CREATE DOMAIN VALID_OFICE_ID INTEGER

CHECK (VALUE BETWEEN 11 AND 99)

then the OFFICES table definition could be modified to:

Define the OFFICES table and its columns.

CREATE TABLE OFFICES

(OFFICE VALID_OFFICE_ID NOT NULL,

CITY VARCHAR(15) NOT NULL,

REGION VARCHAR(10) NOT NULL,

MGR INTEGER,

TARGET MONEY,

SALES MONEY NOT NULL)

and the DBMS would automatically check any newly inserted rows to insure that their office numbers fall in the designated range. Domains are particularly effective when the same legal data values restrictions apply to many different columns within the database. In the sample database, office numbers appear in the OFFICES and the SALESREPS table, and the VALID_OFFICE_ID domain would be used to define the columns in both of these tables. In a real-world database, there may be dozens or hundreds of such columns whose data is drawn from the same domain.

1.2. Missing and Default Values

The definition of each column within a table tells the DBMS whether the data for the column is allowed to be missing—that is, whether the column is allowed to have a NULL value. In most of the major DBMS brands and in the SQL standard, the default is to allow missing data for a column. If the column must contain a legal data value for every row of a table, then its definition must include the NOT NULL clause. The Sybase DBMS products and Microsoft SQL Server use the opposite convention, assuming that NULL values are not allowed unless the column is explicitly declared NULL or the default nullability mode defined for the database is set to allow NULLs by default.

The SQL2 standard and many of the major SQL DBMS products support default values for columns. If a column has a default value, it is specified within the column definition. For example, here is a CREATE TABLE statement for the OFFICES table that specifies default values:

Define the OFFICES table with default values (ANSI/ISO syntax).

CREATE TABLE OFFICES

(OFFICE INTEGER NOT NULL,

CITY VARCHAR(15) NOT NULL,

REGION VARCHAR(10) NOT NULL DEFAULT ‘Eastern’,

MGR INTEGER DEFAULT 106,

TARGET MONEY DEFAULT NULL,

SALES MONEY NOT NULL DEFAULT 0.00)

With this table definition, only the office number and the city need to be specified when you insert a new office. The region defaults to Eastern, the office manager to Sam Clark (employee number 106), the sales to zero, and the target to NULL. Note that the target would default to NULL even without the DEFAULT NULL specification.

1.3. Primary and Foreign Key Definitions

In addition to defining the columns of a table, the CREATE TABLE statement identifies the table’s primary key and the table’s relationships to other tables in the database. The PRIMARY KEY and FOREIGN KEY clauses handle these functions. These clauses have been supported by the IBM SQL databases for some time and have been added to the ANSI/ISO specification. Most major SQL products support them.

* * *

__Requirement A__
In the text on SQL table definitions, rewrite the paragraph beginning "The definition of each column within a table" as a short bulleted list that keeps its main facts.
__Requirement B__
According to the text on SQL table definitions, why does inserting a new office under the definition with default values require only the office number and the city? Answer in one to three sentences.
__Requirement C__
Echo the part of the text on SQL table definitions starting at "(OFFICE INTEGER NOT" and ending at "DEFAULT NULL specification.".

__Provided data__

* * *

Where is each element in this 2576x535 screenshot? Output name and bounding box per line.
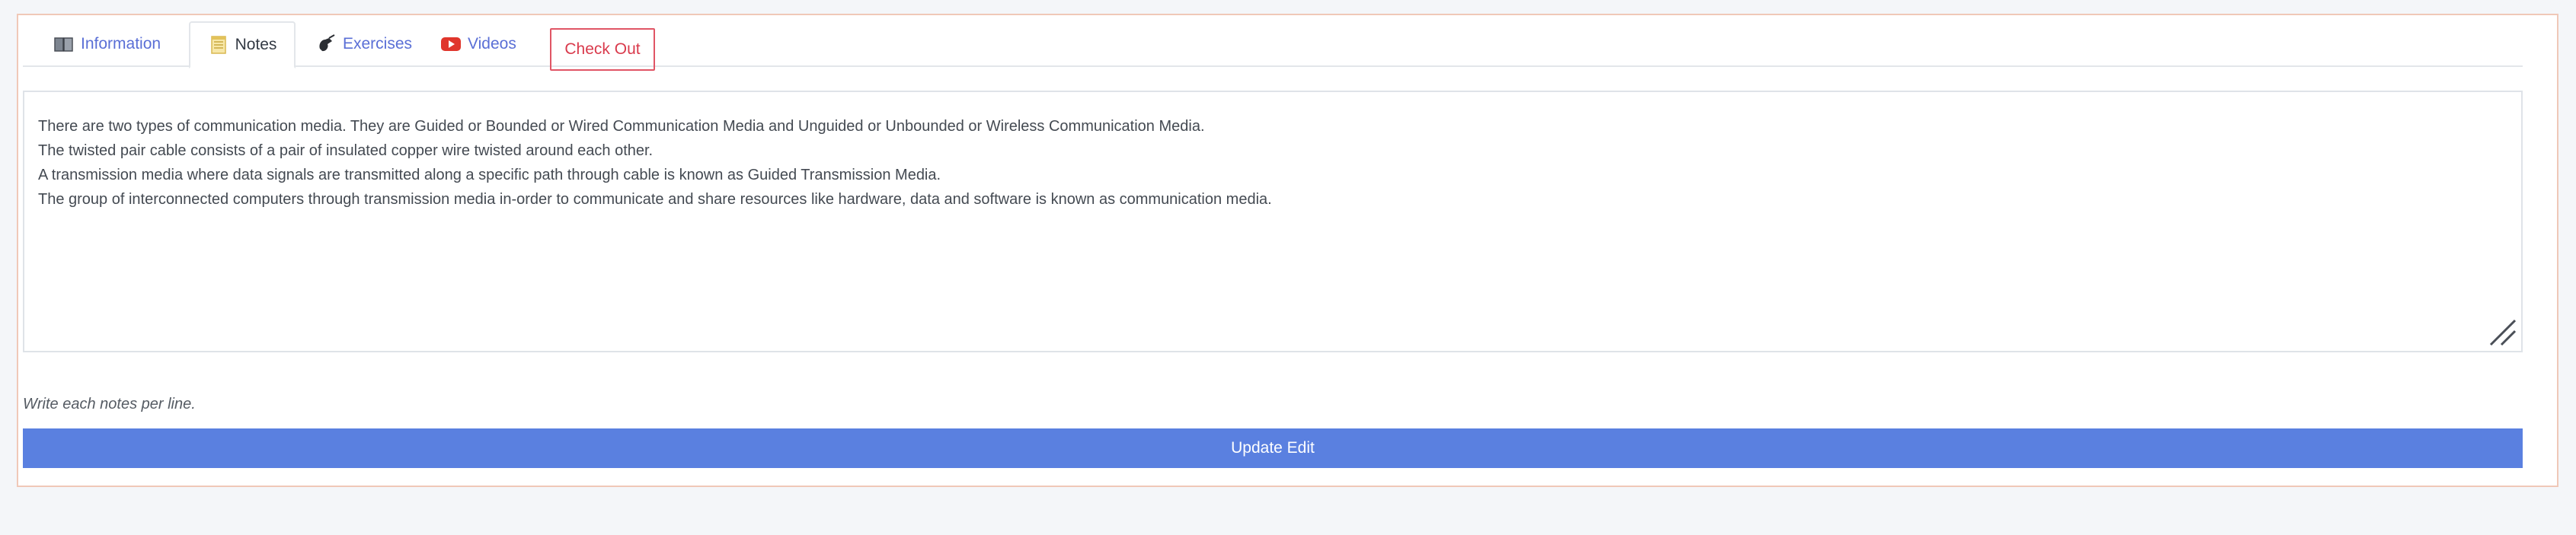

* * *

__Full output A__
- Each column's definition tells the DBMS whether the column may hold a NULL (missing) value.
- In most major DBMS brands and in the SQL standard, missing data is allowed by default.
- A column that must have a legal value in every row needs the NOT NULL clause.
- Sybase DBMS products and Microsoft SQL Server do the opposite: NULLs are not allowed unless the column is declared NULL or the database's default nullability mode allows them.

__Full output B__
The other columns have defaults. The region defaults to Eastern, the manager to Sam Clark (employee number 106), sales to zero, and the target to NULL.

__Full output C__
(OFFICE INTEGER NOT NULL,

CITY VARCHAR(15) NOT NULL,

REGION VARCHAR(10) NOT NULL DEFAULT ‘Eastern’,

MGR INTEGER DEFAULT 106,

TARGET MONEY DEFAULT NULL,

SALES MONEY NOT NULL DEFAULT 0.00)

With this table definition, only the office number and the city need to be specified when you insert a new office. The region defaults to Eastern, the office manager to Sam Clark (employee number 106), the sales to zero, and the target to NULL. Note that the target would default to NULL even without the DEFAULT NULL specification.